> _Request_:
Wherever the string "decline" occurs in a line of these records, report that line.

Excerpts from a figure dataset:

##############################

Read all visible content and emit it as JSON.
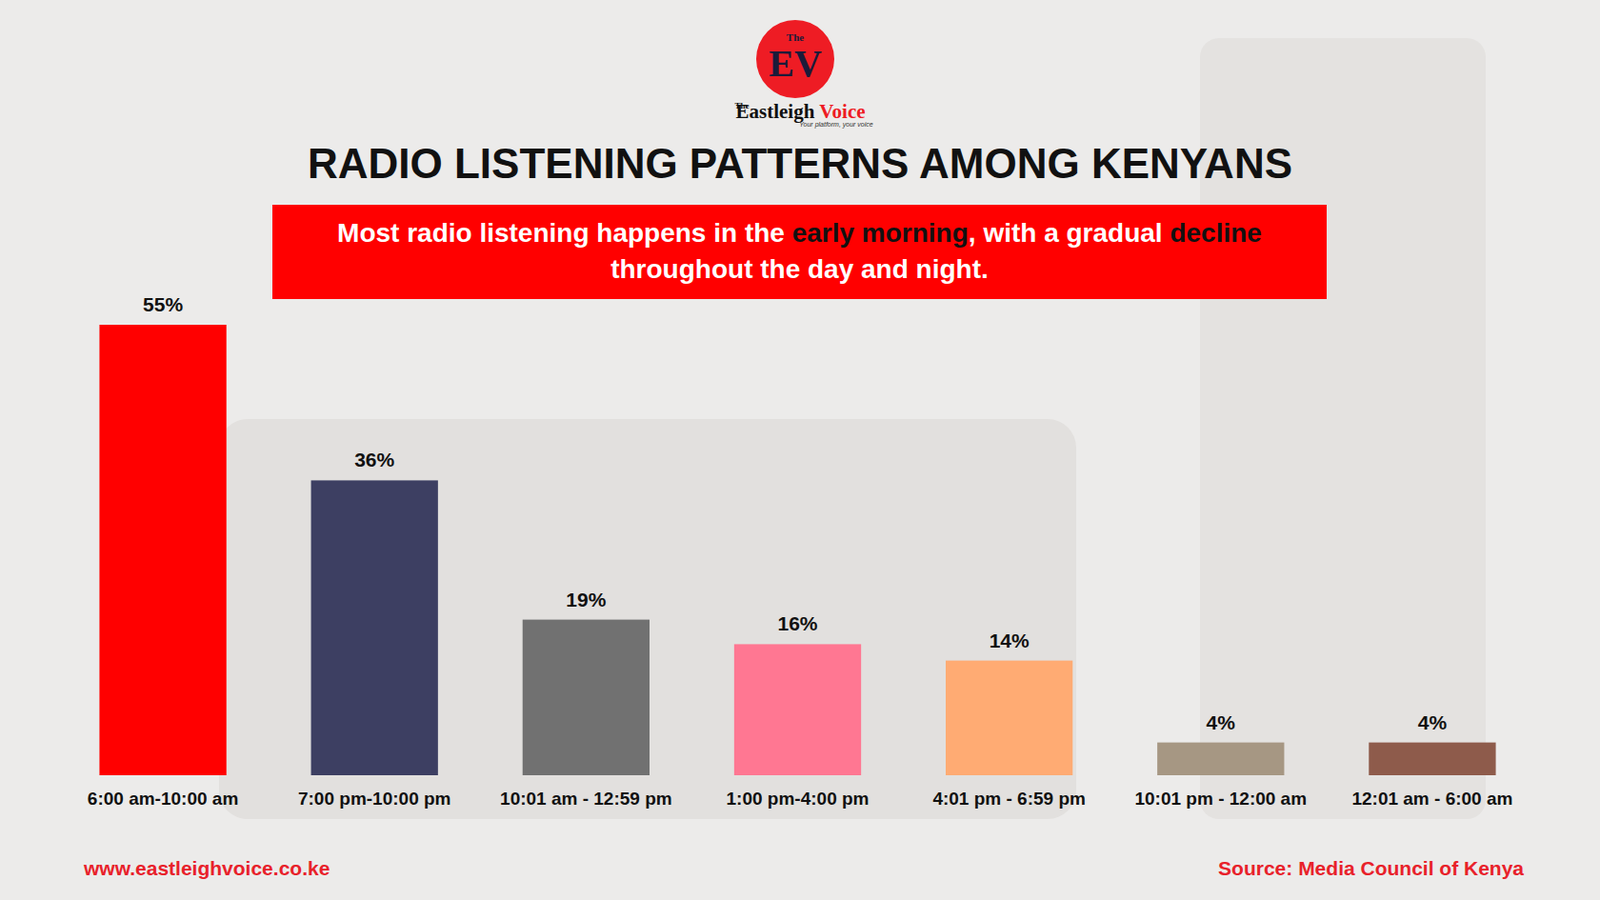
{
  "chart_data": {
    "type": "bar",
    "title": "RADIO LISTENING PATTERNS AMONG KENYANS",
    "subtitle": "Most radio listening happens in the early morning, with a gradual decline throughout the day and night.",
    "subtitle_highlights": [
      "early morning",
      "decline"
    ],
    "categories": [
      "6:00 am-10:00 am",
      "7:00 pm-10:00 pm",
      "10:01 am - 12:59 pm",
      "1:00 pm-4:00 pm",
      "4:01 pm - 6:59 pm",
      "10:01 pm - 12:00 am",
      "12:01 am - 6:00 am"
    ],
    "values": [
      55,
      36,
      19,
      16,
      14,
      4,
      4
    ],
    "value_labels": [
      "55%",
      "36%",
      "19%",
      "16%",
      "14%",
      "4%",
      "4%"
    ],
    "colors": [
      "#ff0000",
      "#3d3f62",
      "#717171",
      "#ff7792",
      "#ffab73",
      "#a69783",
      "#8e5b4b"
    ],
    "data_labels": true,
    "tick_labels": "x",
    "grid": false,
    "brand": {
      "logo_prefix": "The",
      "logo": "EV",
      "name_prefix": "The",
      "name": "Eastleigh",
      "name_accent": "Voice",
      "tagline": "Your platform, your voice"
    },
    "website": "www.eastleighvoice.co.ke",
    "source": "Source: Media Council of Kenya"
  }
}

##############################

> _Solution_:
    "subtitle": "Most radio listening happens in the early morning, with a gradual decline throughout the day and night.",
      "decline"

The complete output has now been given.